■ **Task directions**: Copy every record exactly, and keep the pictures out.

■ **Source records**:
################

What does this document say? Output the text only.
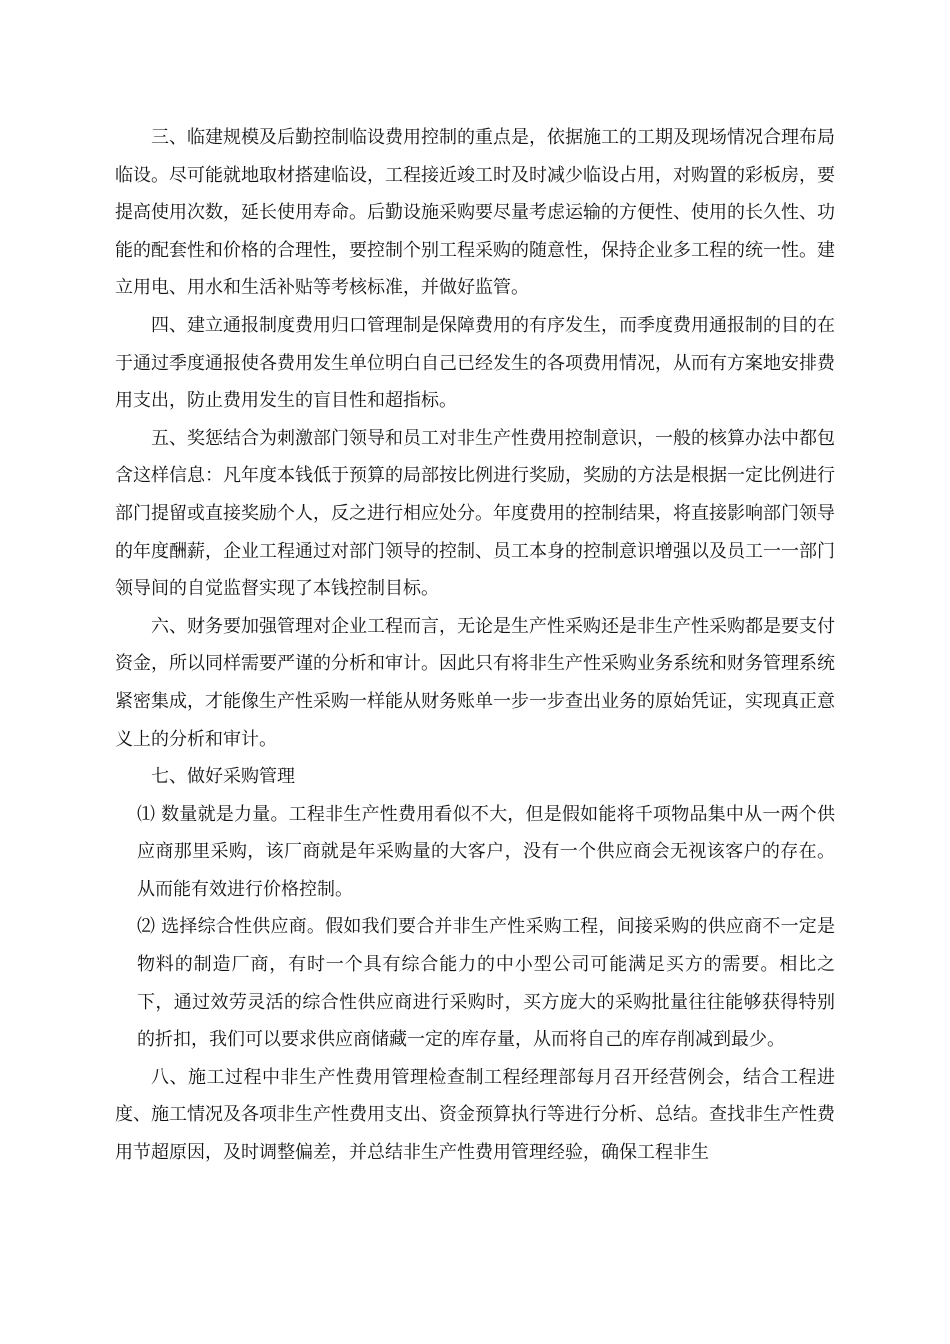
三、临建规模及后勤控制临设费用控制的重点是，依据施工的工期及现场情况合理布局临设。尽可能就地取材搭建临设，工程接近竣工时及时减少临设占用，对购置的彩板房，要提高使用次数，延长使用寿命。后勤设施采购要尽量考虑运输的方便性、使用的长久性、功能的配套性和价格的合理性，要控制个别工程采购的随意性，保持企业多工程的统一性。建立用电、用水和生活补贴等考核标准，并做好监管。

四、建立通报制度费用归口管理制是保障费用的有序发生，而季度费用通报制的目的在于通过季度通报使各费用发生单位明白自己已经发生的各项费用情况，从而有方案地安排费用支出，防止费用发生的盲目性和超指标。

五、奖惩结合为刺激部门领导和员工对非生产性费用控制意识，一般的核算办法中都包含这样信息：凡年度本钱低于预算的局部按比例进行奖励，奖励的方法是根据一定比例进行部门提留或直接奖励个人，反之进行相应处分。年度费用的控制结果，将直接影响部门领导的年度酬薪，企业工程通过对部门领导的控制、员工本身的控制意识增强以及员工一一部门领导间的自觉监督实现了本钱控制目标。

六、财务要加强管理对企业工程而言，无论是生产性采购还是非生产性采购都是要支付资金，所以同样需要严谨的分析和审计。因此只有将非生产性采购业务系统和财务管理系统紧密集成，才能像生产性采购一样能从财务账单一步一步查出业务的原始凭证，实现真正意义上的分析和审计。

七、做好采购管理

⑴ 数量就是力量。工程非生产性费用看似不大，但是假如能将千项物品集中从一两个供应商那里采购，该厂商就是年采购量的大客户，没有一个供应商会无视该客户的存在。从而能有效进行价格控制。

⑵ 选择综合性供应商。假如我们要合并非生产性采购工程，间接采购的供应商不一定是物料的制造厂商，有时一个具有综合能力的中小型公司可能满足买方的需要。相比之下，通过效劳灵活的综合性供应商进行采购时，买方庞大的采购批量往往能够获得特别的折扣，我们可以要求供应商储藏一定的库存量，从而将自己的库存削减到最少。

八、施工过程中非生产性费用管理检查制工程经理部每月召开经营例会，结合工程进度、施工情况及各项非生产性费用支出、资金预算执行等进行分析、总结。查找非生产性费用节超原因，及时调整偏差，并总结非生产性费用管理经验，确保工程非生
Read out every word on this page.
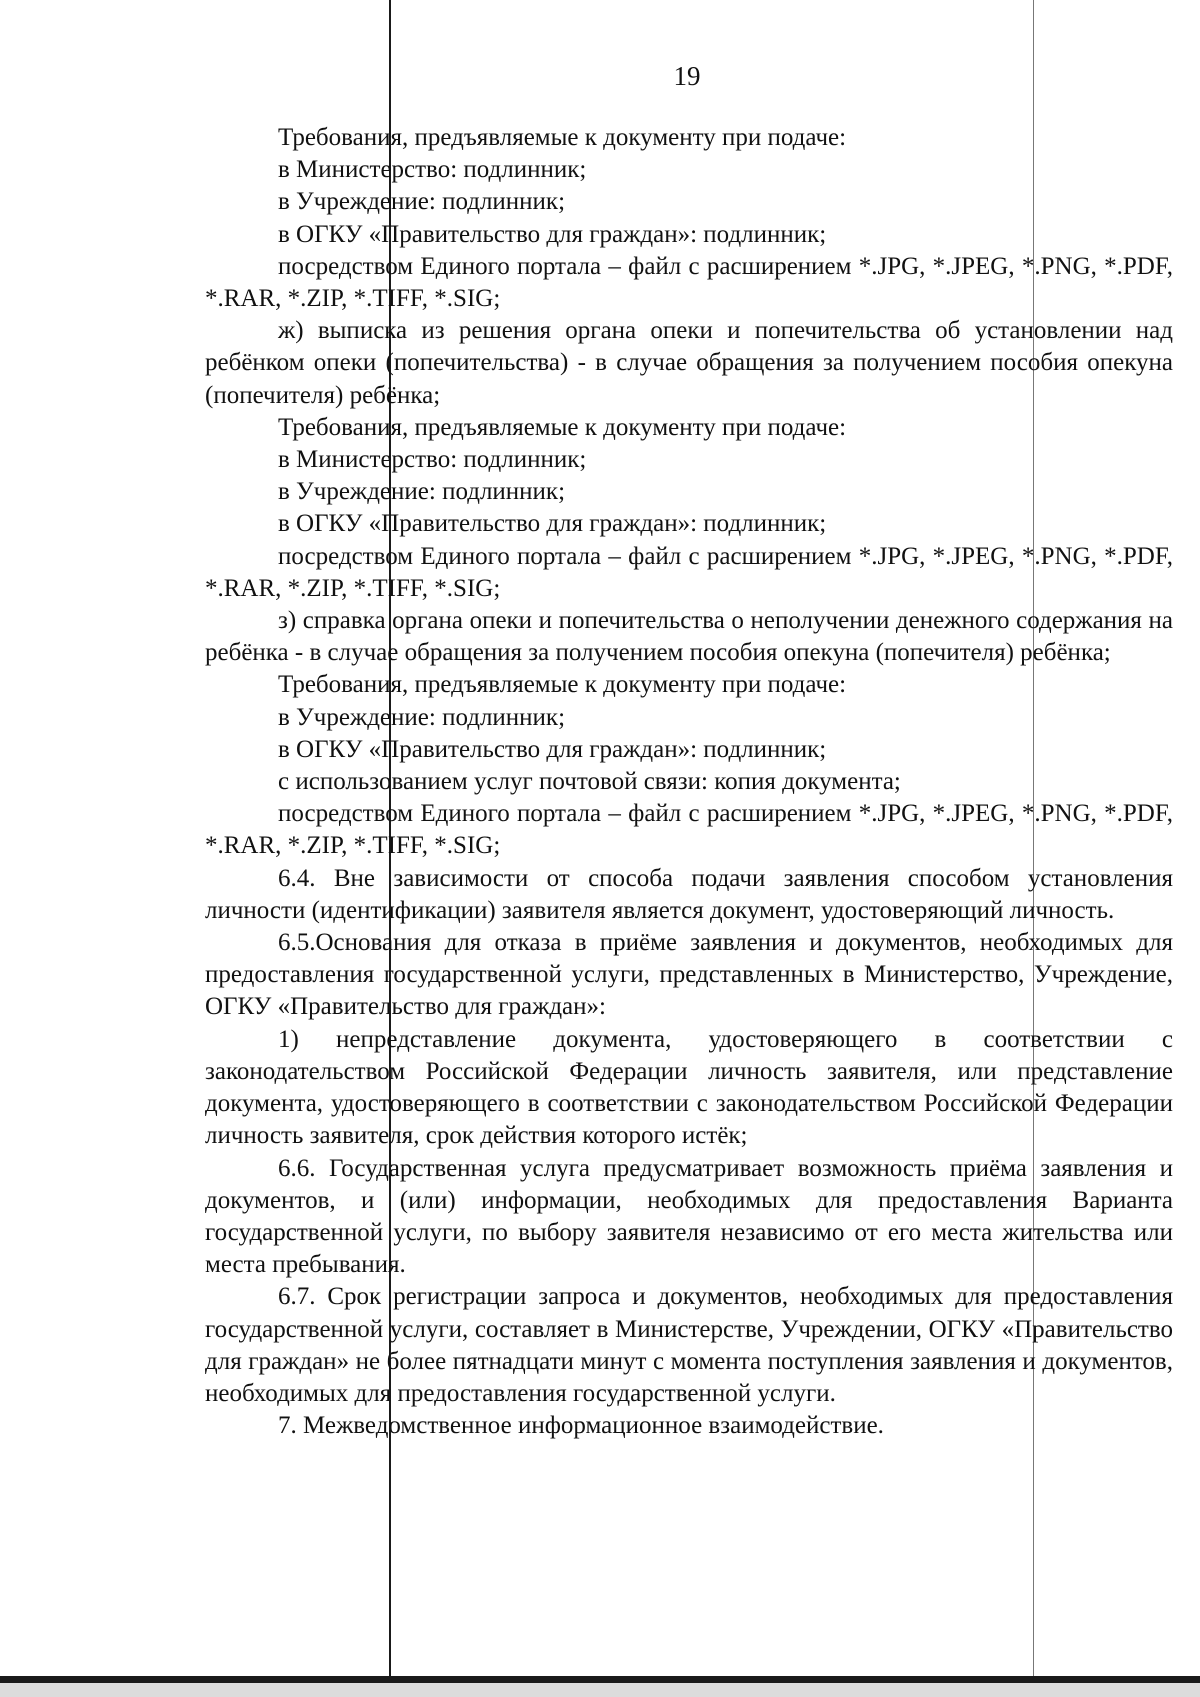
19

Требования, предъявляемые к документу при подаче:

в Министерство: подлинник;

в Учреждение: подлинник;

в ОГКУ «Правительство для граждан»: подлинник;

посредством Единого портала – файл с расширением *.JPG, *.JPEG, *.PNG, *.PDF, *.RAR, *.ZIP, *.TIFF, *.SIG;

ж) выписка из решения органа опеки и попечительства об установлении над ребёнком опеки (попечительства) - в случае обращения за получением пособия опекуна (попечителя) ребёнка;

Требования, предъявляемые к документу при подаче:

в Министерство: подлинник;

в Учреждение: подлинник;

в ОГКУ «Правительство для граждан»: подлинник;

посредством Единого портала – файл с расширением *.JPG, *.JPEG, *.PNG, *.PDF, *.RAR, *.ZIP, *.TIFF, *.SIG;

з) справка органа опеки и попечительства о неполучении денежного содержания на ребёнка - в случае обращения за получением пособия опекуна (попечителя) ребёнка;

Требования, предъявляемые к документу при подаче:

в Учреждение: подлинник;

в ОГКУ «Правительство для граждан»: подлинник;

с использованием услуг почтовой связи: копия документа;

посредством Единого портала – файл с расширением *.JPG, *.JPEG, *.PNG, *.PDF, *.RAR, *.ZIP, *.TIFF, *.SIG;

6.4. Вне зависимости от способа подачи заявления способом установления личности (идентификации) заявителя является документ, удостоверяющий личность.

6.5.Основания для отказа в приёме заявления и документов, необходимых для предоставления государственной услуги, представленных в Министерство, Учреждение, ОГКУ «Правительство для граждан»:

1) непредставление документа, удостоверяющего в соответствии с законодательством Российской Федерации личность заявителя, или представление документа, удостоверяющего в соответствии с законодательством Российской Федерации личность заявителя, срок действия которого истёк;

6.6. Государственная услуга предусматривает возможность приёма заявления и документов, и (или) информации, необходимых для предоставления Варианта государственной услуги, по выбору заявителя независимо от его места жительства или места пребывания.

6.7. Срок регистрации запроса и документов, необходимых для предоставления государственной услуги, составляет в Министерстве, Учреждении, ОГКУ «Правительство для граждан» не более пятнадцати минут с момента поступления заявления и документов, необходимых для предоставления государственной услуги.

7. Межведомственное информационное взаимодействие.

################

■ **Reply to the exercise**:
What does this document say? Output the text only.
三、临建规模及后勤控制临设费用控制的重点是，依据施工的工期及现场情况合理布局临设。尽可能就地取材搭建临设，工程接近竣工时及时减少临设占用，对购置的彩板房，要提高使用次数，延长使用寿命。后勤设施采购要尽量考虑运输的方便性、使用的长久性、功能的配套性和价格的合理性，要控制个别工程采购的随意性，保持企业多工程的统一性。建立用电、用水和生活补贴等考核标准，并做好监管。

四、建立通报制度费用归口管理制是保障费用的有序发生，而季度费用通报制的目的在于通过季度通报使各费用发生单位明白自己已经发生的各项费用情况，从而有方案地安排费用支出，防止费用发生的盲目性和超指标。

五、奖惩结合为刺激部门领导和员工对非生产性费用控制意识，一般的核算办法中都包含这样信息：凡年度本钱低于预算的局部按比例进行奖励，奖励的方法是根据一定比例进行部门提留或直接奖励个人，反之进行相应处分。年度费用的控制结果，将直接影响部门领导的年度酬薪，企业工程通过对部门领导的控制、员工本身的控制意识增强以及员工一一部门领导间的自觉监督实现了本钱控制目标。

六、财务要加强管理对企业工程而言，无论是生产性采购还是非生产性采购都是要支付资金，所以同样需要严谨的分析和审计。因此只有将非生产性采购业务系统和财务管理系统紧密集成，才能像生产性采购一样能从财务账单一步一步查出业务的原始凭证，实现真正意义上的分析和审计。

七、做好采购管理

⑴ 数量就是力量。工程非生产性费用看似不大，但是假如能将千项物品集中从一两个供应商那里采购，该厂商就是年采购量的大客户，没有一个供应商会无视该客户的存在。从而能有效进行价格控制。

⑵ 选择综合性供应商。假如我们要合并非生产性采购工程，间接采购的供应商不一定是物料的制造厂商，有时一个具有综合能力的中小型公司可能满足买方的需要。相比之下，通过效劳灵活的综合性供应商进行采购时，买方庞大的采购批量往往能够获得特别的折扣，我们可以要求供应商储藏一定的库存量，从而将自己的库存削减到最少。

八、施工过程中非生产性费用管理检查制工程经理部每月召开经营例会，结合工程进度、施工情况及各项非生产性费用支出、资金预算执行等进行分析、总结。查找非生产性费用节超原因，及时调整偏差，并总结非生产性费用管理经验，确保工程非生
Read out every word on this page.
19

Требования, предъявляемые к документу при подаче:

в Министерство: подлинник;

в Учреждение: подлинник;

в ОГКУ «Правительство для граждан»: подлинник;

посредством Единого портала – файл с расширением *.JPG, *.JPEG, *.PNG, *.PDF, *.RAR, *.ZIP, *.TIFF, *.SIG;

ж) выписка из решения органа опеки и попечительства об установлении над ребёнком опеки (попечительства) - в случае обращения за получением пособия опекуна (попечителя) ребёнка;

Требования, предъявляемые к документу при подаче:

в Министерство: подлинник;

в Учреждение: подлинник;

в ОГКУ «Правительство для граждан»: подлинник;

посредством Единого портала – файл с расширением *.JPG, *.JPEG, *.PNG, *.PDF, *.RAR, *.ZIP, *.TIFF, *.SIG;

з) справка органа опеки и попечительства о неполучении денежного содержания на ребёнка - в случае обращения за получением пособия опекуна (попечителя) ребёнка;

Требования, предъявляемые к документу при подаче:

в Учреждение: подлинник;

в ОГКУ «Правительство для граждан»: подлинник;

с использованием услуг почтовой связи: копия документа;

посредством Единого портала – файл с расширением *.JPG, *.JPEG, *.PNG, *.PDF, *.RAR, *.ZIP, *.TIFF, *.SIG;

6.4. Вне зависимости от способа подачи заявления способом установления личности (идентификации) заявителя является документ, удостоверяющий личность.

6.5.Основания для отказа в приёме заявления и документов, необходимых для предоставления государственной услуги, представленных в Министерство, Учреждение, ОГКУ «Правительство для граждан»:

1) непредставление документа, удостоверяющего в соответствии с законодательством Российской Федерации личность заявителя, или представление документа, удостоверяющего в соответствии с законодательством Российской Федерации личность заявителя, срок действия которого истёк;

6.6. Государственная услуга предусматривает возможность приёма заявления и документов, и (или) информации, необходимых для предоставления Варианта государственной услуги, по выбору заявителя независимо от его места жительства или места пребывания.

6.7. Срок регистрации запроса и документов, необходимых для предоставления государственной услуги, составляет в Министерстве, Учреждении, ОГКУ «Правительство для граждан» не более пятнадцати минут с момента поступления заявления и документов, необходимых для предоставления государственной услуги.

7. Межведомственное информационное взаимодействие.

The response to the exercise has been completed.